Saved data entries
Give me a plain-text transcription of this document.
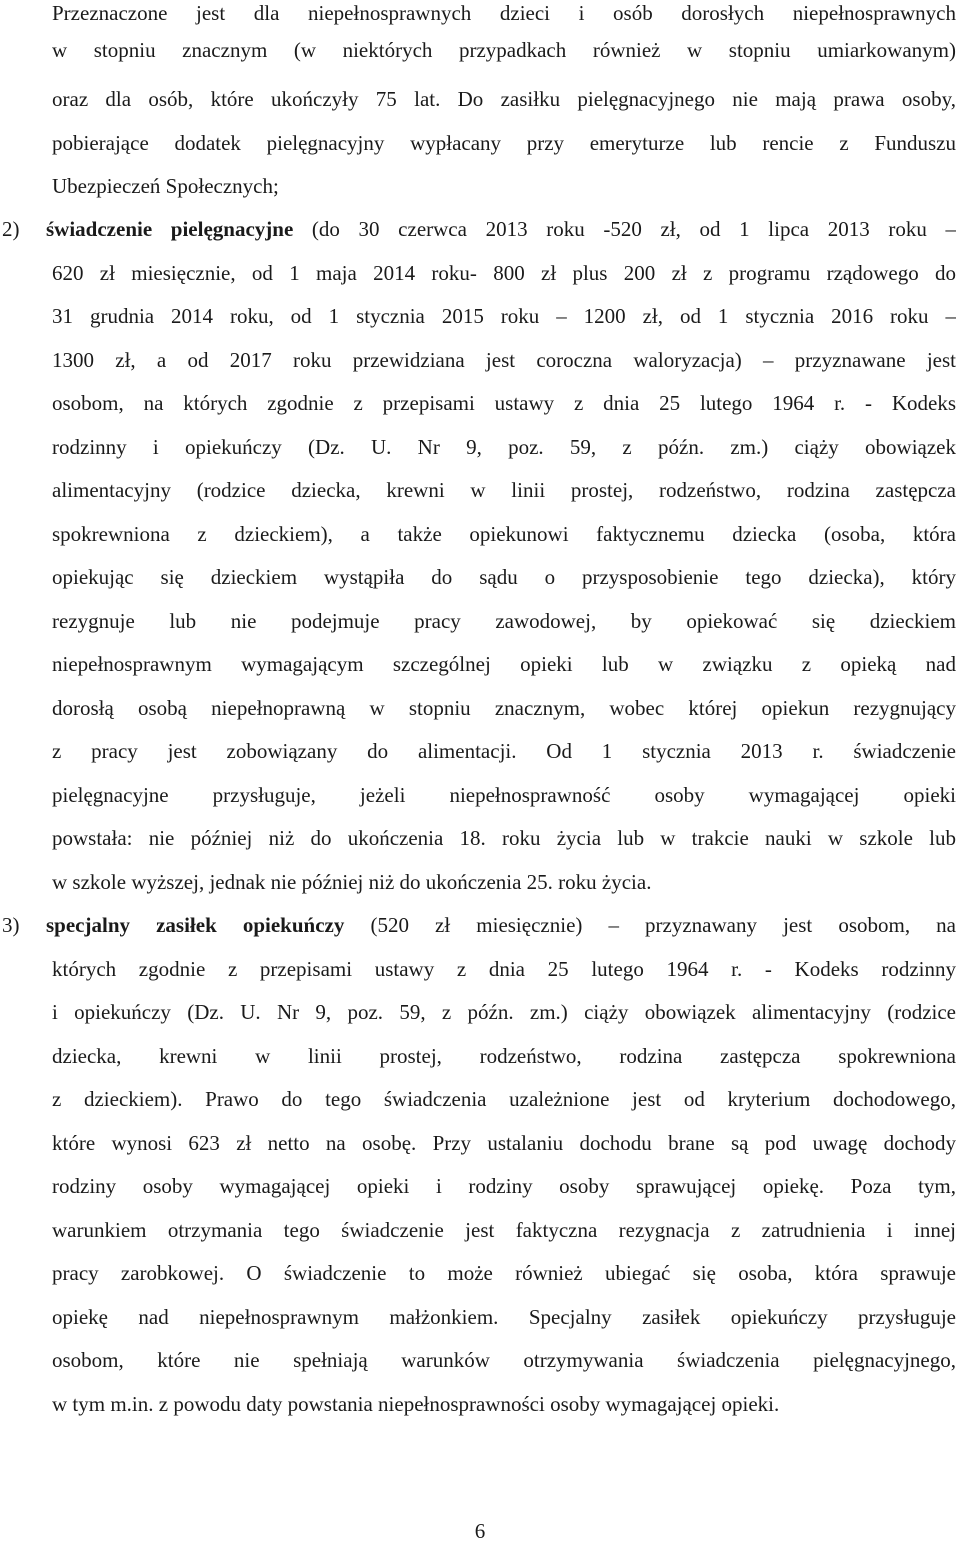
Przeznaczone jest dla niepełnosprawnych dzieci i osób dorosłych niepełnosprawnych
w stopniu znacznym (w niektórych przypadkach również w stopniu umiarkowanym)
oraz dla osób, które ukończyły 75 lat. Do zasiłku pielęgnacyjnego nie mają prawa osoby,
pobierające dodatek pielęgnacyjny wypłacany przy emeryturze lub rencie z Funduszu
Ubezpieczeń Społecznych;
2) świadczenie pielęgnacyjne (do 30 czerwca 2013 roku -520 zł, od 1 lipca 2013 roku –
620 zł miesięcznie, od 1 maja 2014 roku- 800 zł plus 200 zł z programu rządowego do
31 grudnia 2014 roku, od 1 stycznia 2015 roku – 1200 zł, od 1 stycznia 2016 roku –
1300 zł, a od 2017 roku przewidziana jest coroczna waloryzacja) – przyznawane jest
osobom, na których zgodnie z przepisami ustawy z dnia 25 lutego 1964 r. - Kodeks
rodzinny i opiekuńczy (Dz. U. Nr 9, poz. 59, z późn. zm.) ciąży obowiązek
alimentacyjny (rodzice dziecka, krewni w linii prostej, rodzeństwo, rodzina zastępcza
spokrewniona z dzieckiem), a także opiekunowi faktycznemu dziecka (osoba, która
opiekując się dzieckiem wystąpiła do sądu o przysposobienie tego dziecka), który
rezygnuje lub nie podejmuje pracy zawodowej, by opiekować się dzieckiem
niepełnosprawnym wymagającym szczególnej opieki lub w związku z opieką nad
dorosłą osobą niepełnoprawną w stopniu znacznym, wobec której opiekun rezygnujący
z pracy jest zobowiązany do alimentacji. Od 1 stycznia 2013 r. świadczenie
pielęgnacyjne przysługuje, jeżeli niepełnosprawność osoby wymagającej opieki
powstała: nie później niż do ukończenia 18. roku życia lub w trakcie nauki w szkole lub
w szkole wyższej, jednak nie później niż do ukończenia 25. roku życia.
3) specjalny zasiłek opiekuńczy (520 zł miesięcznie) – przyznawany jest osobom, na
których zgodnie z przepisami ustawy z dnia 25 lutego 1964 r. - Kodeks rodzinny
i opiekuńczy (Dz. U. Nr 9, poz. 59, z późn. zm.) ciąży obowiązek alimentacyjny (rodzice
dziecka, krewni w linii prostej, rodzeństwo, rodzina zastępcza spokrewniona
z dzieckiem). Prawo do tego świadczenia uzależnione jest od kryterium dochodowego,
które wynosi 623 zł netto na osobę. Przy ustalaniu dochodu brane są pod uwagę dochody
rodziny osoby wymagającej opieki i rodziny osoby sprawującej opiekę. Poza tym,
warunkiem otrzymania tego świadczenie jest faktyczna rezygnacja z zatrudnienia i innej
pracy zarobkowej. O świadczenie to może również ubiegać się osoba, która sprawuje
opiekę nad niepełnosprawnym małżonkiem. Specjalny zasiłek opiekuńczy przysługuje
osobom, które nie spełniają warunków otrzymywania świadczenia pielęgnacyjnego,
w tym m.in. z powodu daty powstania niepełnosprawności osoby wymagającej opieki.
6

---

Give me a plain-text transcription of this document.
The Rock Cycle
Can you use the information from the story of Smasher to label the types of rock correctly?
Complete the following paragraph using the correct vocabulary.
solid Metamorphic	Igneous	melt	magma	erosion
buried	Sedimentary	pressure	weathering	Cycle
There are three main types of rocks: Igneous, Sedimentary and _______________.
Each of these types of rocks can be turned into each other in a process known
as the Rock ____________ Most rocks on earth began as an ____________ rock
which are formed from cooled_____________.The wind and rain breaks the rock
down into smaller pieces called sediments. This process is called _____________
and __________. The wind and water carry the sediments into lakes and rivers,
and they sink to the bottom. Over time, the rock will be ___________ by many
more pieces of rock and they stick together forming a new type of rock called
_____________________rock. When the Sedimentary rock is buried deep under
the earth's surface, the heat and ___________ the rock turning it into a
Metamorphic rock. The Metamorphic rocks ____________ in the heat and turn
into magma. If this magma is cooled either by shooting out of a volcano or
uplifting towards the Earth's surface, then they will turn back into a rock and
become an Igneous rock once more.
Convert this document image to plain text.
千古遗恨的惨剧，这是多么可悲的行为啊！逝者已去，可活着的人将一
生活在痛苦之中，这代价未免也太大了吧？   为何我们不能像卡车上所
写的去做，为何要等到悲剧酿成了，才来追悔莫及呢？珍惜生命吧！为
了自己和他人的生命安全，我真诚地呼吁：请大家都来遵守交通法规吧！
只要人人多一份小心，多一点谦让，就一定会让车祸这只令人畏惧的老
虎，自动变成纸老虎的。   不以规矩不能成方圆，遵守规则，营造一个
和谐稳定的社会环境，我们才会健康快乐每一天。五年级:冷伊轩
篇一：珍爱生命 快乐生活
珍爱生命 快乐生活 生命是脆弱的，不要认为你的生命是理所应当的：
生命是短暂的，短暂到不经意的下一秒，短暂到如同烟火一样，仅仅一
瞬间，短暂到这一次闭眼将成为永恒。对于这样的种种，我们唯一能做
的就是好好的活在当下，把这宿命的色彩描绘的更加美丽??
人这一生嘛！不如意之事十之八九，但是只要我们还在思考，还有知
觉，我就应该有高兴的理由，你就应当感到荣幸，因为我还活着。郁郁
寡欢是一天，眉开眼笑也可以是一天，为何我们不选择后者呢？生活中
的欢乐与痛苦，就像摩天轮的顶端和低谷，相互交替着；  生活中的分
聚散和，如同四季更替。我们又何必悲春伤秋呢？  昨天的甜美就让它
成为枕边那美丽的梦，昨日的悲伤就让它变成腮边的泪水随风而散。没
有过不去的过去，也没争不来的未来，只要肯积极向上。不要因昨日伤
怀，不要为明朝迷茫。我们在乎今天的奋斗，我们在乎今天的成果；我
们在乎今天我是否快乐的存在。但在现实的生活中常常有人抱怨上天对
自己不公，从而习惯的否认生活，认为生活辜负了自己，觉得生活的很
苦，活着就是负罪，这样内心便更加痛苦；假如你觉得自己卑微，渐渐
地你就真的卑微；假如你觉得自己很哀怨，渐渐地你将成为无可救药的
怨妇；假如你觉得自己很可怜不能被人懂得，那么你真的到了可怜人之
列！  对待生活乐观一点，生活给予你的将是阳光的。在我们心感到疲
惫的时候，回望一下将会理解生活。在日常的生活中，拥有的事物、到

---

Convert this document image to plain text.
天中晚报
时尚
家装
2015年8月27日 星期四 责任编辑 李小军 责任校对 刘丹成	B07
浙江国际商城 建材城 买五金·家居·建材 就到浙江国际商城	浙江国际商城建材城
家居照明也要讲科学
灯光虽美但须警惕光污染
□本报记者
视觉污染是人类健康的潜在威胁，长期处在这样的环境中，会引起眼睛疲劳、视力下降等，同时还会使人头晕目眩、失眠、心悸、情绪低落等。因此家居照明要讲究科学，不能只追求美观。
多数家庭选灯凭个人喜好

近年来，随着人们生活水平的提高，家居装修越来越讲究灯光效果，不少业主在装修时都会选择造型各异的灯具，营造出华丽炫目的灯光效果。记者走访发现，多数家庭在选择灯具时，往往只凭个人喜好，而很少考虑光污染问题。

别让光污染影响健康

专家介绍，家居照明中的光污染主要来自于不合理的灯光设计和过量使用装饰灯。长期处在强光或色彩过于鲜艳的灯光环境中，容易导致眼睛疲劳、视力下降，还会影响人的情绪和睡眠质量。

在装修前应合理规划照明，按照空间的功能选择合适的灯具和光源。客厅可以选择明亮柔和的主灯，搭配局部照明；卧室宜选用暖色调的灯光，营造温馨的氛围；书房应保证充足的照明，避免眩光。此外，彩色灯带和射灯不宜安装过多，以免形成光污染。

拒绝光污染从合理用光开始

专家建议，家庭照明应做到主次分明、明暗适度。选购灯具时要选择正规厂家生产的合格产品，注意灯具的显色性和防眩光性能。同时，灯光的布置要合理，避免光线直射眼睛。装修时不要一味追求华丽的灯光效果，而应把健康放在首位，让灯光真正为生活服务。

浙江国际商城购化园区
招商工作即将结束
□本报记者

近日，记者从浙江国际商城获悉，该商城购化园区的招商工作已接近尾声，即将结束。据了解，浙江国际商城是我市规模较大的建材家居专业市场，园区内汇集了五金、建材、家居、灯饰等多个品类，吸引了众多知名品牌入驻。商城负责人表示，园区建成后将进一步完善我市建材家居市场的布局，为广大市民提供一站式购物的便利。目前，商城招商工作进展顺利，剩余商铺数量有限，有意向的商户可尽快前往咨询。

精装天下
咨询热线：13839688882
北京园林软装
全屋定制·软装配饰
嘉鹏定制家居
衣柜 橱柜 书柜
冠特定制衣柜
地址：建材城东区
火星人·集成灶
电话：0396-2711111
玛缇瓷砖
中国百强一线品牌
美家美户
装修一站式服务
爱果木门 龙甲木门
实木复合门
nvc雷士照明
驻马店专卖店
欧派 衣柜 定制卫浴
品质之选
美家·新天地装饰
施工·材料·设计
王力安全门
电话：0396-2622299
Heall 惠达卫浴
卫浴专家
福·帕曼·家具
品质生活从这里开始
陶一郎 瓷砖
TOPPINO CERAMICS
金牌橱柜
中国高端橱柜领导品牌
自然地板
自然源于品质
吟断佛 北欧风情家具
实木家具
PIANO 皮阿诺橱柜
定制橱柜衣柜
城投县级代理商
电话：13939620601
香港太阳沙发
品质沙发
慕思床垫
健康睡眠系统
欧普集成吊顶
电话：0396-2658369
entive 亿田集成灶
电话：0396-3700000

WRITTEN TASK
What is the number of lines above that hold the string "Metamorphic"? Answer with that number alone.

SOLUTION BELOW
2